• **The request**: The records that follow are to be repeated exactly, with the pictures removed.

• **Entries supplied**:

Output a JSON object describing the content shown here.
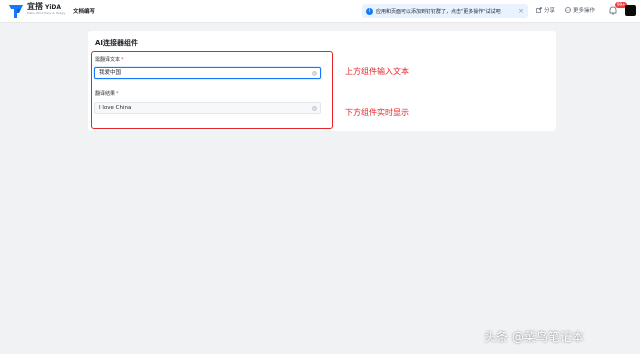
{
  "header": {
    "brand_name": "宜搭",
    "brand_name_en": "YiDA",
    "brand_tagline": "Make Work Easy & Happy",
    "nav_title": "文档编写",
    "notice_text": "应用和页面可以添加到钉钉群了，点击\"更多操作\"试试吧",
    "share_label": "分享",
    "more_label": "更多操作",
    "badge_text": "99+"
  },
  "card": {
    "title": "AI连接器组件",
    "fields": [
      {
        "label": "需翻译文本",
        "value": "我爱中国"
      },
      {
        "label": "翻译结果",
        "value": "I love China"
      }
    ]
  },
  "annotations": {
    "top": "上方组件输入文本",
    "bottom": "下方组件实时显示"
  },
  "watermark": "头条 @菜鸟笔记本",
  "colors": {
    "accent": "#1677ff",
    "annotation": "#e6242a",
    "notice_bg": "#e8f3ff"
  }
}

• **Written response**:
Output a JSON object describing the content shown here.
{
  "header": {
    "brand_name": "宜搭",
    "brand_name_en": "YiDA",
    "brand_tagline": "Make Work Easy & Happy",
    "nav_title": "文档编写",
    "notice_text": "应用和页面可以添加到钉钉群了，点击\"更多操作\"试试吧",
    "share_label": "分享",
    "more_label": "更多操作",
    "badge_text": "99+"
  },
  "card": {
    "title": "AI连接器组件",
    "fields": [
      {
        "label": "需翻译文本",
        "value": "我爱中国"
      },
      {
        "label": "翻译结果",
        "value": "I love China"
      }
    ]
  },
  "annotations": {
    "top": "上方组件输入文本",
    "bottom": "下方组件实时显示"
  },
  "watermark": "头条 @菜鸟笔记本",
  "colors": {
    "accent": "#1677ff",
    "annotation": "#e6242a",
    "notice_bg": "#e8f3ff"
  }
}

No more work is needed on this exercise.